**ITEMS**
..........

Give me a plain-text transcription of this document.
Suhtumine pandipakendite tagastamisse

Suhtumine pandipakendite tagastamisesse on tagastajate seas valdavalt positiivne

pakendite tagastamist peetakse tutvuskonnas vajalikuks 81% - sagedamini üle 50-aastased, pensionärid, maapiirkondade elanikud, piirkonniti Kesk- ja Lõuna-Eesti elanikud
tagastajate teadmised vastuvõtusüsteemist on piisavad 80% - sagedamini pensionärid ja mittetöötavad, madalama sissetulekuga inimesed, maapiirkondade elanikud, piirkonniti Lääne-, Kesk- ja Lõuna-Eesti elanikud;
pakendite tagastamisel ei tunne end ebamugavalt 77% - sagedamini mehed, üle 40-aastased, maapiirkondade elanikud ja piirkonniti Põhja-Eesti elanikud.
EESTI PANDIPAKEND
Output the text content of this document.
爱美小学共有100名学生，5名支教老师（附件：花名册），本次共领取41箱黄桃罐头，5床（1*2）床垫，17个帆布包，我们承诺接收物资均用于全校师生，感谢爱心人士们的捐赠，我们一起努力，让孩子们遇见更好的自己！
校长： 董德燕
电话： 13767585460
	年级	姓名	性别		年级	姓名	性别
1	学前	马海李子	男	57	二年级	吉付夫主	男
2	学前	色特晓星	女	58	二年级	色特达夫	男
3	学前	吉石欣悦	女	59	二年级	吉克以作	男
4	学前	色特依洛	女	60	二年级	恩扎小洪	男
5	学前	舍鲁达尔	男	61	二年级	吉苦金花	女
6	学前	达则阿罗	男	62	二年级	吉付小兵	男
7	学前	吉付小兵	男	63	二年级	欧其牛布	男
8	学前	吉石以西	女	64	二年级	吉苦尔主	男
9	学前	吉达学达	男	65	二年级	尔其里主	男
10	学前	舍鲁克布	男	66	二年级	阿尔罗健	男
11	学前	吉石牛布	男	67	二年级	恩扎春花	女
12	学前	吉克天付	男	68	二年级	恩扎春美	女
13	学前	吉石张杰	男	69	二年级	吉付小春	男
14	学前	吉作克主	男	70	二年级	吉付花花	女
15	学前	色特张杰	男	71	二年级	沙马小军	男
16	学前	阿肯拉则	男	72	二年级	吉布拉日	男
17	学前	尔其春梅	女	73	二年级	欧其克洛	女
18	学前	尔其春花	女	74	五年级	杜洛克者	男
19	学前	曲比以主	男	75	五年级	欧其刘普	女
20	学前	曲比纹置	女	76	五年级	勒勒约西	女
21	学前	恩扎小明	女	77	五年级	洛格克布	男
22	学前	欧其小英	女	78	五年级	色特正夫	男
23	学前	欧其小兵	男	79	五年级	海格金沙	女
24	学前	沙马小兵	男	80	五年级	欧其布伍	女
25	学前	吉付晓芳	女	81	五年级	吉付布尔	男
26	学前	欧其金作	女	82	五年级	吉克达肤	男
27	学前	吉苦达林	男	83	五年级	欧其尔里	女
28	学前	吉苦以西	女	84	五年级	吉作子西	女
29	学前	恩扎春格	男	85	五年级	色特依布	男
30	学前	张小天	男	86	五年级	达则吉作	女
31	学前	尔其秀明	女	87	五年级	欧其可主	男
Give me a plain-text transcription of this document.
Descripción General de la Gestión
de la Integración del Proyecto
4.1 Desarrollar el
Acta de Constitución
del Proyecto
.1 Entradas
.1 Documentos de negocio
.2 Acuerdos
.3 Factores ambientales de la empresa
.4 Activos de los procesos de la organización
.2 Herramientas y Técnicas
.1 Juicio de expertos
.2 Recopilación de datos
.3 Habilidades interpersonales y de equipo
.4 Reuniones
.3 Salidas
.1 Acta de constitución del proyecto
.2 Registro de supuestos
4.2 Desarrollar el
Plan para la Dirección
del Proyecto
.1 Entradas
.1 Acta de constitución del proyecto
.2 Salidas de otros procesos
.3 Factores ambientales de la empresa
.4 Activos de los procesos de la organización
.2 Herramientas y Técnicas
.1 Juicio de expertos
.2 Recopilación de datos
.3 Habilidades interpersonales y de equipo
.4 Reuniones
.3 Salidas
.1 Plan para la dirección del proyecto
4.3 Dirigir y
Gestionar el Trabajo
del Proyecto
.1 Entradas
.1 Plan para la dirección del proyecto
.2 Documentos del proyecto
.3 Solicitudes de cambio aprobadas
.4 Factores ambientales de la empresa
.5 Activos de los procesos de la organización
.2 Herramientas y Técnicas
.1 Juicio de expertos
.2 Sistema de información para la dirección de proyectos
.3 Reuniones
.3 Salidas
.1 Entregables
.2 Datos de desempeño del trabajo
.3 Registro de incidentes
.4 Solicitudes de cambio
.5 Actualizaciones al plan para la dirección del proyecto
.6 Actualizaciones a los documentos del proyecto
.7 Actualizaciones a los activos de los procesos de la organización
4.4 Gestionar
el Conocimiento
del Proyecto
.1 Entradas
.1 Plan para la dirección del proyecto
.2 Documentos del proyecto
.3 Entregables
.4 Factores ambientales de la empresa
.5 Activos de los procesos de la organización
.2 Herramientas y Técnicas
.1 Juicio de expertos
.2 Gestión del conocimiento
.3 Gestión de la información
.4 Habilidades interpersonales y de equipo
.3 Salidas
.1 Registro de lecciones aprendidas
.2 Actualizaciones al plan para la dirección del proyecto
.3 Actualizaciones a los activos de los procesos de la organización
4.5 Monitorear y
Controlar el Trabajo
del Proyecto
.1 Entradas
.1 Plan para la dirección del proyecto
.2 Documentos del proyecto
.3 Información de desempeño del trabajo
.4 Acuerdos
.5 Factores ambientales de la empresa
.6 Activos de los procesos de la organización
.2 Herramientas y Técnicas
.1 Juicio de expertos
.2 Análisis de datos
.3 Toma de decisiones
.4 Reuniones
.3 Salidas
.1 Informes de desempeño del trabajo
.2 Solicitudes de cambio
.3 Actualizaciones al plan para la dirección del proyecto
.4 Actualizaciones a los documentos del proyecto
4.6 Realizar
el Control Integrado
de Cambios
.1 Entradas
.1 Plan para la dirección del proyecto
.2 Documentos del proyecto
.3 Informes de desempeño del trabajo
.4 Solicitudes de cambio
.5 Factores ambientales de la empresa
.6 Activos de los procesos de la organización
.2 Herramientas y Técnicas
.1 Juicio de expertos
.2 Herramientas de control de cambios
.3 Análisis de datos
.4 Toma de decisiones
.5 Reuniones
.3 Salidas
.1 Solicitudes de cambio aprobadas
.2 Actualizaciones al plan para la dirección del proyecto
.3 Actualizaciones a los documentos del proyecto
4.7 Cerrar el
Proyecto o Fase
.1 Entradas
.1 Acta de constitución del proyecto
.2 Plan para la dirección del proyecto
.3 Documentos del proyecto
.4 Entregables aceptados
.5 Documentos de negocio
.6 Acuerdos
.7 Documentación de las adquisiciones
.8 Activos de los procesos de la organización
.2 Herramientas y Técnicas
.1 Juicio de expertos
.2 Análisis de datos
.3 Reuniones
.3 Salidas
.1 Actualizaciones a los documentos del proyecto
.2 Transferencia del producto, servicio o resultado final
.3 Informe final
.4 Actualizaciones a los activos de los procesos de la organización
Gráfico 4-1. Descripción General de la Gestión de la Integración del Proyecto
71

..........

**WHAT TO WORK ON**
Return each line of the listing that holds the string "aastased".

**FULL SOLUTION**
pakendite tagastamist peetakse tutvuskonnas vajalikuks 81% - sagedamini üle 50-aastased, pensionärid, maapiirkondade elanikud, piirkonniti Kesk- ja Lõuna-Eesti elanikud
pakendite tagastamisel ei tunne end ebamugavalt 77% - sagedamini mehed, üle 40-aastased, maapiirkondade elanikud ja piirkonniti Põhja-Eesti elanikud.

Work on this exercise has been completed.